(Dataset records)
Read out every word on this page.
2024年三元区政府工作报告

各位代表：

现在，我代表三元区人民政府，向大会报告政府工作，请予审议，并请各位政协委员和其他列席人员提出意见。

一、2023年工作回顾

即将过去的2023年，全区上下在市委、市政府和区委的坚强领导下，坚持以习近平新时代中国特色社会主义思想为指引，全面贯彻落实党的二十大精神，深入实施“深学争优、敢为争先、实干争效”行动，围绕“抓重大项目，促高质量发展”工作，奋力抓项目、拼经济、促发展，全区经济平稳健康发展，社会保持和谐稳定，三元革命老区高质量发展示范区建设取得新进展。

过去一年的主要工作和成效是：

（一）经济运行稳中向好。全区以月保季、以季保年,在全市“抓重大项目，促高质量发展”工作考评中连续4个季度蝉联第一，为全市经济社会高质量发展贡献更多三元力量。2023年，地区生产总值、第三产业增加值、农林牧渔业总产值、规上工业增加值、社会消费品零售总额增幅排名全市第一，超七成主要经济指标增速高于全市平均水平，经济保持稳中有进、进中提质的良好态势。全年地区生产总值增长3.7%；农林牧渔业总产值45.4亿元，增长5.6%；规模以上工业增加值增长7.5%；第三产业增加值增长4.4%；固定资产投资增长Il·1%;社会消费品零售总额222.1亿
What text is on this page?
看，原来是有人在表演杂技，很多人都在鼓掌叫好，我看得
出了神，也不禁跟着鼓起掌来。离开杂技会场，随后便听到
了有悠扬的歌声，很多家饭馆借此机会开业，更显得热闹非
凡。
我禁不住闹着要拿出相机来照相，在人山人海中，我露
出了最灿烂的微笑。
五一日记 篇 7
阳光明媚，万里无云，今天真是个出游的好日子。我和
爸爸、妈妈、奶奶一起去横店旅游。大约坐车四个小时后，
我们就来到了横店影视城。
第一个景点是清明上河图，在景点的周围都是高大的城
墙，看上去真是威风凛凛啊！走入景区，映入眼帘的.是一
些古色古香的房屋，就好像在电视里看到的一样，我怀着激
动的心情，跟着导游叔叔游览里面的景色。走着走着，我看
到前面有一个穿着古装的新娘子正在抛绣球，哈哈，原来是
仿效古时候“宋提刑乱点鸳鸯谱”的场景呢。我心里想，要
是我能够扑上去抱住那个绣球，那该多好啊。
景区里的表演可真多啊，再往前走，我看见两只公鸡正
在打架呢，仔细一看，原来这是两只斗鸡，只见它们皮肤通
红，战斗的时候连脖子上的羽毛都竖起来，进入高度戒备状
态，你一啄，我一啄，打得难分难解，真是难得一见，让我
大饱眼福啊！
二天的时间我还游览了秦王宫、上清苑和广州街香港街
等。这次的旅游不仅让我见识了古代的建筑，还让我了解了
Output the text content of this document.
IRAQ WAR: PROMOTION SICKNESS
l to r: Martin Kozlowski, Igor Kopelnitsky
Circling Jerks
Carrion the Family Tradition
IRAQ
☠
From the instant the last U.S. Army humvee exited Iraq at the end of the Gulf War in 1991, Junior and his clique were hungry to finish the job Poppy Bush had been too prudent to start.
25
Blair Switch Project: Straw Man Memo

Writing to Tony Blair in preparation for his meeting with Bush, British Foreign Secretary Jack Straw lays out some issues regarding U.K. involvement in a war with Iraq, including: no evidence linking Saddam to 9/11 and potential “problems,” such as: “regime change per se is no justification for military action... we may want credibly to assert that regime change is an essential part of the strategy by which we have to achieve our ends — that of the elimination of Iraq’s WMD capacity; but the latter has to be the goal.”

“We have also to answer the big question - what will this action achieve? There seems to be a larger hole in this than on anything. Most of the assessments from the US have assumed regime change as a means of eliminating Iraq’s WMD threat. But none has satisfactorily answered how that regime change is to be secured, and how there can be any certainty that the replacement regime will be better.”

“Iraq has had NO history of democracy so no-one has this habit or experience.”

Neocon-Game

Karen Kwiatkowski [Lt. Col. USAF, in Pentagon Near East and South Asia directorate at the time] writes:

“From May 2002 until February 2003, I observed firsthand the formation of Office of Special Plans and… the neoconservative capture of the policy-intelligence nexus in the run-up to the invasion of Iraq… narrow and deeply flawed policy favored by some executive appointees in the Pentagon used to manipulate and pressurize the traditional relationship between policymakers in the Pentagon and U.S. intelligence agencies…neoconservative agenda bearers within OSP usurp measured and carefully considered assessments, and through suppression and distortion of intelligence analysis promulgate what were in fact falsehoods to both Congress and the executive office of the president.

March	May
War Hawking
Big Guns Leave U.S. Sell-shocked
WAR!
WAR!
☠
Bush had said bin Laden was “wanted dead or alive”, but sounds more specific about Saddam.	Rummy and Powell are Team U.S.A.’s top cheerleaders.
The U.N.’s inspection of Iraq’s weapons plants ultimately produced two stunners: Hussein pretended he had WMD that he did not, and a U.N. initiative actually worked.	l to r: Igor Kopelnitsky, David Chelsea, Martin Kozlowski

** Written problem **
Reproduce every entry shown above, precisely as it stands.

** Result **
Read out every word on this page.
2024年三元区政府工作报告

各位代表：

现在，我代表三元区人民政府，向大会报告政府工作，请予审议，并请各位政协委员和其他列席人员提出意见。

一、2023年工作回顾

即将过去的2023年，全区上下在市委、市政府和区委的坚强领导下，坚持以习近平新时代中国特色社会主义思想为指引，全面贯彻落实党的二十大精神，深入实施“深学争优、敢为争先、实干争效”行动，围绕“抓重大项目，促高质量发展”工作，奋力抓项目、拼经济、促发展，全区经济平稳健康发展，社会保持和谐稳定，三元革命老区高质量发展示范区建设取得新进展。

过去一年的主要工作和成效是：

（一）经济运行稳中向好。全区以月保季、以季保年,在全市“抓重大项目，促高质量发展”工作考评中连续4个季度蝉联第一，为全市经济社会高质量发展贡献更多三元力量。2023年，地区生产总值、第三产业增加值、农林牧渔业总产值、规上工业增加值、社会消费品零售总额增幅排名全市第一，超七成主要经济指标增速高于全市平均水平，经济保持稳中有进、进中提质的良好态势。全年地区生产总值增长3.7%；农林牧渔业总产值45.4亿元，增长5.6%；规模以上工业增加值增长7.5%；第三产业增加值增长4.4%；固定资产投资增长Il·1%;社会消费品零售总额222.1亿
What text is on this page?
看，原来是有人在表演杂技，很多人都在鼓掌叫好，我看得
出了神，也不禁跟着鼓起掌来。离开杂技会场，随后便听到
了有悠扬的歌声，很多家饭馆借此机会开业，更显得热闹非
凡。
我禁不住闹着要拿出相机来照相，在人山人海中，我露
出了最灿烂的微笑。
五一日记 篇 7
阳光明媚，万里无云，今天真是个出游的好日子。我和
爸爸、妈妈、奶奶一起去横店旅游。大约坐车四个小时后，
我们就来到了横店影视城。
第一个景点是清明上河图，在景点的周围都是高大的城
墙，看上去真是威风凛凛啊！走入景区，映入眼帘的.是一
些古色古香的房屋，就好像在电视里看到的一样，我怀着激
动的心情，跟着导游叔叔游览里面的景色。走着走着，我看
到前面有一个穿着古装的新娘子正在抛绣球，哈哈，原来是
仿效古时候“宋提刑乱点鸳鸯谱”的场景呢。我心里想，要
是我能够扑上去抱住那个绣球，那该多好啊。
景区里的表演可真多啊，再往前走，我看见两只公鸡正
在打架呢，仔细一看，原来这是两只斗鸡，只见它们皮肤通
红，战斗的时候连脖子上的羽毛都竖起来，进入高度戒备状
态，你一啄，我一啄，打得难分难解，真是难得一见，让我
大饱眼福啊！
二天的时间我还游览了秦王宫、上清苑和广州街香港街
等。这次的旅游不仅让我见识了古代的建筑，还让我了解了
Output the text content of this document.
IRAQ WAR: PROMOTION SICKNESS
l to r: Martin Kozlowski, Igor Kopelnitsky
Circling Jerks
Carrion the Family Tradition
IRAQ
☠
From the instant the last U.S. Army humvee exited Iraq at the end of the Gulf War in 1991, Junior and his clique were hungry to finish the job Poppy Bush had been too prudent to start.
25
Blair Switch Project: Straw Man Memo

Writing to Tony Blair in preparation for his meeting with Bush, British Foreign Secretary Jack Straw lays out some issues regarding U.K. involvement in a war with Iraq, including: no evidence linking Saddam to 9/11 and potential “problems,” such as: “regime change per se is no justification for military action... we may want credibly to assert that regime change is an essential part of the strategy by which we have to achieve our ends — that of the elimination of Iraq’s WMD capacity; but the latter has to be the goal.”

“We have also to answer the big question - what will this action achieve? There seems to be a larger hole in this than on anything. Most of the assessments from the US have assumed regime change as a means of eliminating Iraq’s WMD threat. But none has satisfactorily answered how that regime change is to be secured, and how there can be any certainty that the replacement regime will be better.”

“Iraq has had NO history of democracy so no-one has this habit or experience.”

Neocon-Game

Karen Kwiatkowski [Lt. Col. USAF, in Pentagon Near East and South Asia directorate at the time] writes:

“From May 2002 until February 2003, I observed firsthand the formation of Office of Special Plans and… the neoconservative capture of the policy-intelligence nexus in the run-up to the invasion of Iraq… narrow and deeply flawed policy favored by some executive appointees in the Pentagon used to manipulate and pressurize the traditional relationship between policymakers in the Pentagon and U.S. intelligence agencies…neoconservative agenda bearers within OSP usurp measured and carefully considered assessments, and through suppression and distortion of intelligence analysis promulgate what were in fact falsehoods to both Congress and the executive office of the president.

March	May
War Hawking
Big Guns Leave U.S. Sell-shocked
WAR!
WAR!
☠
Bush had said bin Laden was “wanted dead or alive”, but sounds more specific about Saddam.	Rummy and Powell are Team U.S.A.’s top cheerleaders.
The U.N.’s inspection of Iraq’s weapons plants ultimately produced two stunners: Hussein pretended he had WMD that he did not, and a U.N. initiative actually worked.	l to r: Igor Kopelnitsky, David Chelsea, Martin Kozlowski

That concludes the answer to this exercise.